» Written problem
The records below are to be quoted in full; please keep every word exact.

Dataset items:
====================
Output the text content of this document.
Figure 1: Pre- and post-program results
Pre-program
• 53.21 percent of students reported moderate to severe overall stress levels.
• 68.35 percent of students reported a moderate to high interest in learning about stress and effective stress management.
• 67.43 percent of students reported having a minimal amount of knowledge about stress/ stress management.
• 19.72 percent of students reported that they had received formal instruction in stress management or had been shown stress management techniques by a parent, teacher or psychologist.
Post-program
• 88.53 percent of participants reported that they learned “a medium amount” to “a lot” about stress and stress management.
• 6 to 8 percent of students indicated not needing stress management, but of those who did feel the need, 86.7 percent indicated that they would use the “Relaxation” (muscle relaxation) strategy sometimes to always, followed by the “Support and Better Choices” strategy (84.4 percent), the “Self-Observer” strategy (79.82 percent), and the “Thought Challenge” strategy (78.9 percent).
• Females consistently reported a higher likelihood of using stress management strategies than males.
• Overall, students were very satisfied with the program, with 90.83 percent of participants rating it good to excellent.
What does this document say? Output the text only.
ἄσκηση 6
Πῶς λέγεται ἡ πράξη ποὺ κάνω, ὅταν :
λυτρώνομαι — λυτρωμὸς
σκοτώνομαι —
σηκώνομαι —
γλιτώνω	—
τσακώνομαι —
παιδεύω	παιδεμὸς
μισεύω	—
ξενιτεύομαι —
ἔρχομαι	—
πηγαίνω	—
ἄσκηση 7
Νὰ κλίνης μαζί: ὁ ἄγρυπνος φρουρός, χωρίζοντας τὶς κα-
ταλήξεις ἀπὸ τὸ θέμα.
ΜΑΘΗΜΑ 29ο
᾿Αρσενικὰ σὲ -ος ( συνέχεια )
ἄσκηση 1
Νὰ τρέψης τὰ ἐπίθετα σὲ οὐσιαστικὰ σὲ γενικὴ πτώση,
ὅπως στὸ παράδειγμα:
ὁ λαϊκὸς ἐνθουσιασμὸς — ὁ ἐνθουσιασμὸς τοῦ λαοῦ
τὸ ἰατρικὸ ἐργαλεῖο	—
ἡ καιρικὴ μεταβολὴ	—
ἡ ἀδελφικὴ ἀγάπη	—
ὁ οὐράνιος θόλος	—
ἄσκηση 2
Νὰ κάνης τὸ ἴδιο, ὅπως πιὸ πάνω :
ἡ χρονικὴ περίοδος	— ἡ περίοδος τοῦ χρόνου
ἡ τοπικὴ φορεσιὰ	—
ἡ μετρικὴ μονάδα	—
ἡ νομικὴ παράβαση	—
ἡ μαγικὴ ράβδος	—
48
====================
» Written solution
Output the text content of this document.
Figure 1: Pre- and post-program results
Pre-program
• 53.21 percent of students reported moderate to severe overall stress levels.
• 68.35 percent of students reported a moderate to high interest in learning about stress and effective stress management.
• 67.43 percent of students reported having a minimal amount of knowledge about stress/ stress management.
• 19.72 percent of students reported that they had received formal instruction in stress management or had been shown stress management techniques by a parent, teacher or psychologist.
Post-program
• 88.53 percent of participants reported that they learned “a medium amount” to “a lot” about stress and stress management.
• 6 to 8 percent of students indicated not needing stress management, but of those who did feel the need, 86.7 percent indicated that they would use the “Relaxation” (muscle relaxation) strategy sometimes to always, followed by the “Support and Better Choices” strategy (84.4 percent), the “Self-Observer” strategy (79.82 percent), and the “Thought Challenge” strategy (78.9 percent).
• Females consistently reported a higher likelihood of using stress management strategies than males.
• Overall, students were very satisfied with the program, with 90.83 percent of participants rating it good to excellent.
What does this document say? Output the text only.
ἄσκηση 6
Πῶς λέγεται ἡ πράξη ποὺ κάνω, ὅταν :
λυτρώνομαι — λυτρωμὸς
σκοτώνομαι —
σηκώνομαι —
γλιτώνω	—
τσακώνομαι —
παιδεύω	παιδεμὸς
μισεύω	—
ξενιτεύομαι —
ἔρχομαι	—
πηγαίνω	—
ἄσκηση 7
Νὰ κλίνης μαζί: ὁ ἄγρυπνος φρουρός, χωρίζοντας τὶς κα-
ταλήξεις ἀπὸ τὸ θέμα.
ΜΑΘΗΜΑ 29ο
᾿Αρσενικὰ σὲ -ος ( συνέχεια )
ἄσκηση 1
Νὰ τρέψης τὰ ἐπίθετα σὲ οὐσιαστικὰ σὲ γενικὴ πτώση,
ὅπως στὸ παράδειγμα:
ὁ λαϊκὸς ἐνθουσιασμὸς — ὁ ἐνθουσιασμὸς τοῦ λαοῦ
τὸ ἰατρικὸ ἐργαλεῖο	—
ἡ καιρικὴ μεταβολὴ	—
ἡ ἀδελφικὴ ἀγάπη	—
ὁ οὐράνιος θόλος	—
ἄσκηση 2
Νὰ κάνης τὸ ἴδιο, ὅπως πιὸ πάνω :
ἡ χρονικὴ περίοδος	— ἡ περίοδος τοῦ χρόνου
ἡ τοπικὴ φορεσιὰ	—
ἡ μετρικὴ μονάδα	—
ἡ νομικὴ παράβαση	—
ἡ μαγικὴ ράβδος	—
48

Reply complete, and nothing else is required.